Some records:
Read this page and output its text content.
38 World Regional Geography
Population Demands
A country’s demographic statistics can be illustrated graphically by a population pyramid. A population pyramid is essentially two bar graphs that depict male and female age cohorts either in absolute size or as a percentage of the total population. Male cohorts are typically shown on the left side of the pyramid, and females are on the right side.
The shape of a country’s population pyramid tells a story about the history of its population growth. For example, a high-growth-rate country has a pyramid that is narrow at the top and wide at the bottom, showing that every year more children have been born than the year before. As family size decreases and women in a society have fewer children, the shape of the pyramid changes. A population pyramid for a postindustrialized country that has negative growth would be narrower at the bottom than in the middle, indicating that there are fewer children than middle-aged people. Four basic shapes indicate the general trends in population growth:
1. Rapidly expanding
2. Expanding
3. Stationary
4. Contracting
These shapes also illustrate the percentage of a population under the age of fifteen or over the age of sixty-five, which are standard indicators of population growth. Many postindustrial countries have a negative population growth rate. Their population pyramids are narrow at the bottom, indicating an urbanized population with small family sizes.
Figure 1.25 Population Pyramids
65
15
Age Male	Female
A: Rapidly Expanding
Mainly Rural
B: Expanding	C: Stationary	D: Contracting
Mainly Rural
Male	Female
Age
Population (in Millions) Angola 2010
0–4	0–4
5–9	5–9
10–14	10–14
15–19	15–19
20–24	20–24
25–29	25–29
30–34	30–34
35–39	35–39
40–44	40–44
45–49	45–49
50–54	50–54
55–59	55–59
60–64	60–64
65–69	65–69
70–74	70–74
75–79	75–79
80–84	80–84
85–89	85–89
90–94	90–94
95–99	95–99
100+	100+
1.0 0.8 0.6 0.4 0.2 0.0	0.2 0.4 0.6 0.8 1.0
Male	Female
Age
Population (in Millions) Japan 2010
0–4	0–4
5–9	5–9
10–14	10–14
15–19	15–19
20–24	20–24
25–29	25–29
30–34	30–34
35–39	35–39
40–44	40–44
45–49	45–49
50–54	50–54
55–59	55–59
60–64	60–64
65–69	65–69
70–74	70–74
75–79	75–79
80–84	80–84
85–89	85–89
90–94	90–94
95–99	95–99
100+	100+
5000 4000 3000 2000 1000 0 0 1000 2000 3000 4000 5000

* * *

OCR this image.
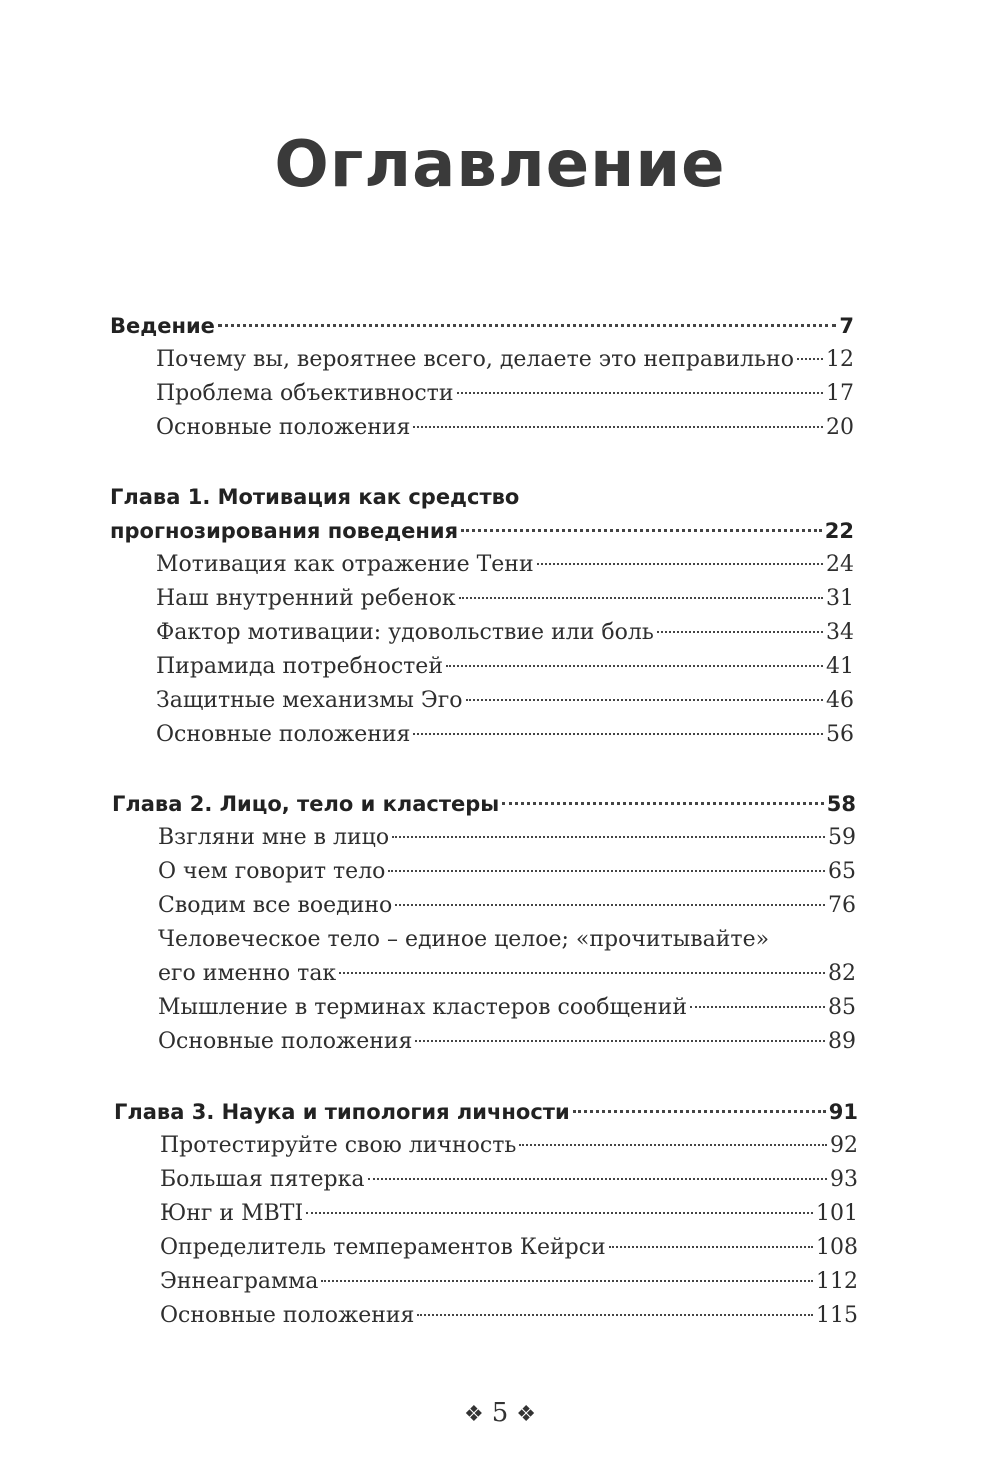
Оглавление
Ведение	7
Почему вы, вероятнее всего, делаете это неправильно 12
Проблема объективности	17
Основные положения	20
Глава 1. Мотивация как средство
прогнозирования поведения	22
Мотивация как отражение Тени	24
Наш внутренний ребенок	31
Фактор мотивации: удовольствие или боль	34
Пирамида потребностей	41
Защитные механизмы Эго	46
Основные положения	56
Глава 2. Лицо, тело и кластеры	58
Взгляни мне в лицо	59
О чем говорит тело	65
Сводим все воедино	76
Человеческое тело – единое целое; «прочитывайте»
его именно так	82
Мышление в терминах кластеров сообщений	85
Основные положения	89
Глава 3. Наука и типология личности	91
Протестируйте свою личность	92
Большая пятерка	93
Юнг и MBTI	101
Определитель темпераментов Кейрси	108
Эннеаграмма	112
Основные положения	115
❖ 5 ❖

▶ STATED TASK: Where a line in the entries holds "Stationary", copy that line.

▶ RESPONSE FOR THIS EXERCISE:
3. Stationary
B: Expanding	C: Stationary	D: Contracting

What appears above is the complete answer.